═══ The input ═══

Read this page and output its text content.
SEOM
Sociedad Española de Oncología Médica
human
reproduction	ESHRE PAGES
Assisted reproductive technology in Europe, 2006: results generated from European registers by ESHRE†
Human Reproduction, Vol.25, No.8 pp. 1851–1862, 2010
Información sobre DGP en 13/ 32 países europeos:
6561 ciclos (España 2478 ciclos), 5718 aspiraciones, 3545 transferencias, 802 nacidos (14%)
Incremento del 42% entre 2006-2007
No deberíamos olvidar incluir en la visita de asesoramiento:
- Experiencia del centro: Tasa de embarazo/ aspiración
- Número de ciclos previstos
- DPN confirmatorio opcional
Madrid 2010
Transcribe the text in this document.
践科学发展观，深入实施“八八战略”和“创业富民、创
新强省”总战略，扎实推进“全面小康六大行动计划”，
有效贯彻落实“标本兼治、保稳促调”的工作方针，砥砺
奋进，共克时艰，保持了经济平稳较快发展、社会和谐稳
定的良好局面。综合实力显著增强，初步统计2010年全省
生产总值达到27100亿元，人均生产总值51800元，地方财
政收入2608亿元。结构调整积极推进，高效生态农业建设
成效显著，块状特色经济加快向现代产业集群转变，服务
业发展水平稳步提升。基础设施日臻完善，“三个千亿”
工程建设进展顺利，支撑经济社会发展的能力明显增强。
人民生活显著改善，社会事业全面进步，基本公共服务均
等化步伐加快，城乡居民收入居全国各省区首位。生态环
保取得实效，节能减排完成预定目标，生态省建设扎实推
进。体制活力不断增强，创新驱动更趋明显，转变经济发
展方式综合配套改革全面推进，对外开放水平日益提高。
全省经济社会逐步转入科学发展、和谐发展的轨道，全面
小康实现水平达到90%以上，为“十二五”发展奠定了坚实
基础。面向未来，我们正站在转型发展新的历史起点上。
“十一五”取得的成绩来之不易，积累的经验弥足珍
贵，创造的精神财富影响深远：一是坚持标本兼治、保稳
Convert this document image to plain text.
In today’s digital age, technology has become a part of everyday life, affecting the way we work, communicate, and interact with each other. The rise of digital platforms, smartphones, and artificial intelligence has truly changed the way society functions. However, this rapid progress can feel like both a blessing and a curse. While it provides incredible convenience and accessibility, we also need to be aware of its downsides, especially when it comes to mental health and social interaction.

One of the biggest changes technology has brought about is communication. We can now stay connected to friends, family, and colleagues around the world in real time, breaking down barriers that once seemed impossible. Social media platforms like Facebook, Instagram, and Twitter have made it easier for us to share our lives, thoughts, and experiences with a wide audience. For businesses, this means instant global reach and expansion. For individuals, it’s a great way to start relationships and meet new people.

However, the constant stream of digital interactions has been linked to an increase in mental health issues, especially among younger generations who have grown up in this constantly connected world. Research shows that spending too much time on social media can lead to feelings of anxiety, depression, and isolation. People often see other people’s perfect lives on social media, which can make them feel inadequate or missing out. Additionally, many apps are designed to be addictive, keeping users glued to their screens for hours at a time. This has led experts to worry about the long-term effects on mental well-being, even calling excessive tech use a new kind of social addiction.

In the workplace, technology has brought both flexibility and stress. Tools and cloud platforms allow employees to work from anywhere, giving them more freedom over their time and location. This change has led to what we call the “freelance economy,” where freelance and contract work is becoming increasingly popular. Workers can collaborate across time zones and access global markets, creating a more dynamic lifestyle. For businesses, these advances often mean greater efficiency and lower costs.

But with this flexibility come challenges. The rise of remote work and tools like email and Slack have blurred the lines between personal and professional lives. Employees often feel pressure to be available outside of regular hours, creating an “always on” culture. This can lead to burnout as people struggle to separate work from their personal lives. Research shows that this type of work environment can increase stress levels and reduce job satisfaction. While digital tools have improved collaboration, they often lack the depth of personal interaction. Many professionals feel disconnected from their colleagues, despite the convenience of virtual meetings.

═══

## Task requirements:
Above are the records. Copy every line in them holding "ciclos".

## Answer for the task:
6561 ciclos (España 2478 ciclos), 5718 aspiraciones, 3545 transferencias, 802 nacidos (14%)
- Número de ciclos previstos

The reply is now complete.